* Directions *
Copy out the lines that have "Once" in them.
══════════
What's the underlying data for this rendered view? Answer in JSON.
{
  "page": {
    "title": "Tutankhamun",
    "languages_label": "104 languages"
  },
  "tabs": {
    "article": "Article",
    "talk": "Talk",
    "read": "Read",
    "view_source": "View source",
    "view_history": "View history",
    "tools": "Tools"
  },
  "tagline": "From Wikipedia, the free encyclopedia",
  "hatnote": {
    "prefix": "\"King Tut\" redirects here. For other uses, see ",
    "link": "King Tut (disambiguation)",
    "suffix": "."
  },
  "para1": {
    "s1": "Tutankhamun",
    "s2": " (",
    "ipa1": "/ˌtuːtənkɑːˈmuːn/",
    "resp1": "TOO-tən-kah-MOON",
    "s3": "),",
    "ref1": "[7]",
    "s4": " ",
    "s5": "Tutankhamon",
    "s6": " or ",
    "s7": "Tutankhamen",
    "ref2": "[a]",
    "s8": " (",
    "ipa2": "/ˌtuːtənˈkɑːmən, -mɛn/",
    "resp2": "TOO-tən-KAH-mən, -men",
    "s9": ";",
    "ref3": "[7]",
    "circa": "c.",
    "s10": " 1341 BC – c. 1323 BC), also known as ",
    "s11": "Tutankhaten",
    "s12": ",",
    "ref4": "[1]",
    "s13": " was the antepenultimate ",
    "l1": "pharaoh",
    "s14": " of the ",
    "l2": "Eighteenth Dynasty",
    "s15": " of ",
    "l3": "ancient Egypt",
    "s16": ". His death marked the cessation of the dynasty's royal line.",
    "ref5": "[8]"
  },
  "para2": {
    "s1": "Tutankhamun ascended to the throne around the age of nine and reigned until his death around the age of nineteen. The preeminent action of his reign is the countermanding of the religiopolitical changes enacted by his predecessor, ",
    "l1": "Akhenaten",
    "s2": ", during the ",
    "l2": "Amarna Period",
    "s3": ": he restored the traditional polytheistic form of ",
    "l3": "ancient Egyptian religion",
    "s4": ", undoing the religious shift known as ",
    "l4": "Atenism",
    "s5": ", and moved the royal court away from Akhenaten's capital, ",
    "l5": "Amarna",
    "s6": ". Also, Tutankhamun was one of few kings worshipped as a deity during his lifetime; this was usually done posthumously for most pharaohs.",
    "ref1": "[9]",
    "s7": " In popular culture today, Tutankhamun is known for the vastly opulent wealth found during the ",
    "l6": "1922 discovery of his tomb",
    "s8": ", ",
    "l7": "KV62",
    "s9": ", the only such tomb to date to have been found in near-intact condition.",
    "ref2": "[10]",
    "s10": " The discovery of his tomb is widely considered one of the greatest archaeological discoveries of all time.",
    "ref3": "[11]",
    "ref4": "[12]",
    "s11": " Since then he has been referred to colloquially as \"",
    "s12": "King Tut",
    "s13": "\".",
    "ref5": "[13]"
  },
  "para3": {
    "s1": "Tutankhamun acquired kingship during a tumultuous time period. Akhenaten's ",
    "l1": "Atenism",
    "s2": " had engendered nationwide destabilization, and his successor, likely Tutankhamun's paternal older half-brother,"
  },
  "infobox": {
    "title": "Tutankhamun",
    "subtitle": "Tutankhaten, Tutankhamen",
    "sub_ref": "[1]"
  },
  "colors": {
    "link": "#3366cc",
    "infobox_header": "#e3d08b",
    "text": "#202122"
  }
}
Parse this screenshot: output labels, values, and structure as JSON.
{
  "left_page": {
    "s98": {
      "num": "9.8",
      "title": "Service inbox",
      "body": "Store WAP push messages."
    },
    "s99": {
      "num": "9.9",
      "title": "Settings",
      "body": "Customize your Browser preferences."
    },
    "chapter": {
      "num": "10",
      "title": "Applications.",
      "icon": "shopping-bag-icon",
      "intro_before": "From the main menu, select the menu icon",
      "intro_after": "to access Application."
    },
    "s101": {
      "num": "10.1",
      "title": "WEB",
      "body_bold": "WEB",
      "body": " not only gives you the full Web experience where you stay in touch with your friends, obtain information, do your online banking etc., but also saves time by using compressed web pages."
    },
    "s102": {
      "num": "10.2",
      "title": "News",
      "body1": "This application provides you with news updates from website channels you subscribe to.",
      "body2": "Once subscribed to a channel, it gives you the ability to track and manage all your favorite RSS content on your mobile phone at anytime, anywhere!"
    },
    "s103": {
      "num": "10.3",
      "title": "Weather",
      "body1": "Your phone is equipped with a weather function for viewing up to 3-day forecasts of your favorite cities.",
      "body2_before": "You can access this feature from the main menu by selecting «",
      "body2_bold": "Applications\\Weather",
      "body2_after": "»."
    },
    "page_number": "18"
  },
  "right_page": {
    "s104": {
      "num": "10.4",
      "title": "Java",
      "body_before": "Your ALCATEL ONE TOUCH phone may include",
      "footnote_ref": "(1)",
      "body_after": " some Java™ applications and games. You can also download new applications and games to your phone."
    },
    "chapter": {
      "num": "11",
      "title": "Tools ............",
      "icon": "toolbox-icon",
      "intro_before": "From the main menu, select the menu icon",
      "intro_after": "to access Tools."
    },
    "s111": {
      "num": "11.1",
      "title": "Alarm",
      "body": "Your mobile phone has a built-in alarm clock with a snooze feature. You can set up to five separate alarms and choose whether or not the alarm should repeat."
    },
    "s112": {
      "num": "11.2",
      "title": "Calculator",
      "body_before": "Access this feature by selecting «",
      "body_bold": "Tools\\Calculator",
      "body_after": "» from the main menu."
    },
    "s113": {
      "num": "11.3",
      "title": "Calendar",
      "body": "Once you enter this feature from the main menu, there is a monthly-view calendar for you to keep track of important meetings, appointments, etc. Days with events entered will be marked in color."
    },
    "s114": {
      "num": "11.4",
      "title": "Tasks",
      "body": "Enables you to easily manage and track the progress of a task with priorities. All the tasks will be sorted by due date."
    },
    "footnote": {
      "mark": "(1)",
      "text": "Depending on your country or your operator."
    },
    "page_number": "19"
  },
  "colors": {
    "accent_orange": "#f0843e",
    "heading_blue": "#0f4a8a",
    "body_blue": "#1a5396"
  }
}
══════════
* Task response *
      "body2": "Once subscribed to a channel, it gives you the ability to track and manage all your favorite RSS content on your mobile phone at anytime, anywhere!"
      "body": "Once you enter this feature from the main menu, there is a monthly-view calendar for you to keep track of important meetings, appointments, etc. Days with events entered will be marked in color."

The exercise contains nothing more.